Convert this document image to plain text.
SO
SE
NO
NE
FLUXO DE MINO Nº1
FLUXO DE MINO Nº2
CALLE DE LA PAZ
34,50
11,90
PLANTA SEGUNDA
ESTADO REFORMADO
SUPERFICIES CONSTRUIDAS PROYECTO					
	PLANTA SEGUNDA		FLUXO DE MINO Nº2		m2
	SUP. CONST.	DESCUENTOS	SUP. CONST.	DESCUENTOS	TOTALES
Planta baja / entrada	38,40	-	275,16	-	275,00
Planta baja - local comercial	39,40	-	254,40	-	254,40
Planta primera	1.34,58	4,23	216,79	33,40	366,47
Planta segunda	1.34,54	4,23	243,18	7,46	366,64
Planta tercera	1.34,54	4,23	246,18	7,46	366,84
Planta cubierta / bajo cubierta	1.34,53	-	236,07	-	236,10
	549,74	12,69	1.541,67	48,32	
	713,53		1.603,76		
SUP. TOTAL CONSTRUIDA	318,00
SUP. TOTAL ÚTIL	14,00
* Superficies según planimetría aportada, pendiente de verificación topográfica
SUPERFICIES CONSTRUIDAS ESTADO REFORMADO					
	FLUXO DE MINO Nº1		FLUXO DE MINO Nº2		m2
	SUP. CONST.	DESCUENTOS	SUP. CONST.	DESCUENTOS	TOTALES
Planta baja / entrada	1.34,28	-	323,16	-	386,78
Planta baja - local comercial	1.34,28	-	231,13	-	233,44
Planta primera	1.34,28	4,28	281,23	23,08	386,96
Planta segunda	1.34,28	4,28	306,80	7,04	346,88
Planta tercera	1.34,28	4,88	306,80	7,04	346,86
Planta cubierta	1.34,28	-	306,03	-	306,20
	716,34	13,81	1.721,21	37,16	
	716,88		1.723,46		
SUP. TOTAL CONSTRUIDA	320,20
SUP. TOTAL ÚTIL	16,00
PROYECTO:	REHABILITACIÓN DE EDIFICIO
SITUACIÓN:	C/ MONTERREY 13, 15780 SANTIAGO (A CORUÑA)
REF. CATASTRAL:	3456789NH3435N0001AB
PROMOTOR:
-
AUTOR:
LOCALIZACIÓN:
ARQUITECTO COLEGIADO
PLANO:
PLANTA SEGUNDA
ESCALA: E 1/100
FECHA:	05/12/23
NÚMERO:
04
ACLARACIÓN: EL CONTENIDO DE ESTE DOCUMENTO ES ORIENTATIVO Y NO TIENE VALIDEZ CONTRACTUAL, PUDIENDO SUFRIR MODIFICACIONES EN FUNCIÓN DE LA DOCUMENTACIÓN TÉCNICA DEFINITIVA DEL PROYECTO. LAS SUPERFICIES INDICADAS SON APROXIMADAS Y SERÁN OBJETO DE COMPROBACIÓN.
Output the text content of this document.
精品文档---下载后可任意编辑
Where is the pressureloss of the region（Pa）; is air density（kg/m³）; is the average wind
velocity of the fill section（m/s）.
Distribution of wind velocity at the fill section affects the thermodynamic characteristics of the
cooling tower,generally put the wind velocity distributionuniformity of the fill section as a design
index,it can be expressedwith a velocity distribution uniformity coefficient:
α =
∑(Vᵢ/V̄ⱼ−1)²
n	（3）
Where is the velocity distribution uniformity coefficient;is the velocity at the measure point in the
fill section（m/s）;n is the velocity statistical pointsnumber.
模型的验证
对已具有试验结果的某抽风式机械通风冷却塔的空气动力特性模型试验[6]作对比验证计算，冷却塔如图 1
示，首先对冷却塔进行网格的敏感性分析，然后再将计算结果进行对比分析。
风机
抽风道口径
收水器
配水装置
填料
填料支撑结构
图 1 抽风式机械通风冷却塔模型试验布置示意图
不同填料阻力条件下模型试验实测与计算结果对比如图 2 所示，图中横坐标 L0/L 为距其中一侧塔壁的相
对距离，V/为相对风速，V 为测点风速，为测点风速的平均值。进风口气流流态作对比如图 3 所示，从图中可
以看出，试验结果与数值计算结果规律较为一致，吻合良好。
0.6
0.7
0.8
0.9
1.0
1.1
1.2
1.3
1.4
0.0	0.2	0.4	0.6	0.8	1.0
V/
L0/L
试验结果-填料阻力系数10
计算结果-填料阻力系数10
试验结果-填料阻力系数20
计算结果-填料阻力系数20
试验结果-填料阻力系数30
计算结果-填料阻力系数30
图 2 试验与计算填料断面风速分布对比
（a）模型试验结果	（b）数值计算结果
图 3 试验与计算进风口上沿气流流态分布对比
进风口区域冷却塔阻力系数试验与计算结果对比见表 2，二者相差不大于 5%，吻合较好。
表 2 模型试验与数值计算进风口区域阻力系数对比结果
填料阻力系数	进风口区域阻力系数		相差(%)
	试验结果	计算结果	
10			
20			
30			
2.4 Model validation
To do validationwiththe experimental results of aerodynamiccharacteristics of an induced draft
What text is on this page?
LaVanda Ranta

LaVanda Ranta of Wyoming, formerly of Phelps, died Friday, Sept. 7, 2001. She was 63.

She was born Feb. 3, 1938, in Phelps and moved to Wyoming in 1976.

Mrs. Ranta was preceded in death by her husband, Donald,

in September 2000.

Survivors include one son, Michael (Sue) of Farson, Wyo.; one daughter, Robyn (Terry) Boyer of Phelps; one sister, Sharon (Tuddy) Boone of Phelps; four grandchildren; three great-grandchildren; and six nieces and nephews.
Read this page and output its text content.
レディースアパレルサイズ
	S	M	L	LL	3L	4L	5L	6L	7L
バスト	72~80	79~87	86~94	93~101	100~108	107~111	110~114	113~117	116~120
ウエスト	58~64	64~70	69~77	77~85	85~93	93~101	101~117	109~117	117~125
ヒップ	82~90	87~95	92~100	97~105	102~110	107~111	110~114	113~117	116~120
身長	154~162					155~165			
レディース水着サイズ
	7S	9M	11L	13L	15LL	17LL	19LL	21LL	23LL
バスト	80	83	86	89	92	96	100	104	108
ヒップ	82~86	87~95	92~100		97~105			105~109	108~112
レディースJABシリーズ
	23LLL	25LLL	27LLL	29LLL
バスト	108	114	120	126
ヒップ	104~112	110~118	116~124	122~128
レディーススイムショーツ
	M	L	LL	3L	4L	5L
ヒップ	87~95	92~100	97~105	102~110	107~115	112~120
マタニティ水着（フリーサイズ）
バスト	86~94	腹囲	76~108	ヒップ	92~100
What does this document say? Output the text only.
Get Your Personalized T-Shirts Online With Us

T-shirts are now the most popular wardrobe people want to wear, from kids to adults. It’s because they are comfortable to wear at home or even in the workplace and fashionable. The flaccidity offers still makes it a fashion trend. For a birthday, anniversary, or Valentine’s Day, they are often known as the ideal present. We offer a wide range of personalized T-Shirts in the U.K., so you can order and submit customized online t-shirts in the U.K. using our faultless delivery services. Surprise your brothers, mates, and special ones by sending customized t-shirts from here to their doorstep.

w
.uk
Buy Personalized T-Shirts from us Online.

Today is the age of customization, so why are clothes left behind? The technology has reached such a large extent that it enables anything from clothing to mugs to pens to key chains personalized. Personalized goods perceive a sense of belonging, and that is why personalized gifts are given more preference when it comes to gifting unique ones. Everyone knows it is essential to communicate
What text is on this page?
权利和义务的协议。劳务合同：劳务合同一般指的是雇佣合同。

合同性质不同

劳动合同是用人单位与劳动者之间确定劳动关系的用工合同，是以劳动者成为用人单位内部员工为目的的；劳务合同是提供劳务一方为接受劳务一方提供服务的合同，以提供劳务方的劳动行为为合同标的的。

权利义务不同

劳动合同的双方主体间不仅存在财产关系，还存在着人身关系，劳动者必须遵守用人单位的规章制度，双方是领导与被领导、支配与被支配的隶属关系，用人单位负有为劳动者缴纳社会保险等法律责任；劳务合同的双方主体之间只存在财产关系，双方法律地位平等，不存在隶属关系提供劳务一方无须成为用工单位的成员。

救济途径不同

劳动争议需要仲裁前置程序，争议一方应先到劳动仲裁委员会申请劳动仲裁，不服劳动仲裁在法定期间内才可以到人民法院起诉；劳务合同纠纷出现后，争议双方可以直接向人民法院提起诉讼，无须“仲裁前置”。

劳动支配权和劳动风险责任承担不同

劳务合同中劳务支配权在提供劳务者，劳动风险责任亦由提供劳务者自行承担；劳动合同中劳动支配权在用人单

◆ **Written problem**
Write out only the final block of lines, starting at the line with "What does this" and running to the end of the material.

◆ **Correct response**
What does this document say? Output the text only.
Get Your Personalized T-Shirts Online With Us

T-shirts are now the most popular wardrobe people want to wear, from kids to adults. It’s because they are comfortable to wear at home or even in the workplace and fashionable. The flaccidity offers still makes it a fashion trend. For a birthday, anniversary, or Valentine’s Day, they are often known as the ideal present. We offer a wide range of personalized T-Shirts in the U.K., so you can order and submit customized online t-shirts in the U.K. using our faultless delivery services. Surprise your brothers, mates, and special ones by sending customized t-shirts from here to their doorstep.

w
.uk
Buy Personalized T-Shirts from us Online.

Today is the age of customization, so why are clothes left behind? The technology has reached such a large extent that it enables anything from clothing to mugs to pens to key chains personalized. Personalized goods perceive a sense of belonging, and that is why personalized gifts are given more preference when it comes to gifting unique ones. Everyone knows it is essential to communicate
What text is on this page?
权利和义务的协议。劳务合同：劳务合同一般指的是雇佣合同。

合同性质不同

劳动合同是用人单位与劳动者之间确定劳动关系的用工合同，是以劳动者成为用人单位内部员工为目的的；劳务合同是提供劳务一方为接受劳务一方提供服务的合同，以提供劳务方的劳动行为为合同标的的。

权利义务不同

劳动合同的双方主体间不仅存在财产关系，还存在着人身关系，劳动者必须遵守用人单位的规章制度，双方是领导与被领导、支配与被支配的隶属关系，用人单位负有为劳动者缴纳社会保险等法律责任；劳务合同的双方主体之间只存在财产关系，双方法律地位平等，不存在隶属关系提供劳务一方无须成为用工单位的成员。

救济途径不同

劳动争议需要仲裁前置程序，争议一方应先到劳动仲裁委员会申请劳动仲裁，不服劳动仲裁在法定期间内才可以到人民法院起诉；劳务合同纠纷出现后，争议双方可以直接向人民法院提起诉讼，无须“仲裁前置”。

劳动支配权和劳动风险责任承担不同

劳务合同中劳务支配权在提供劳务者，劳动风险责任亦由提供劳务者自行承担；劳动合同中劳动支配权在用人单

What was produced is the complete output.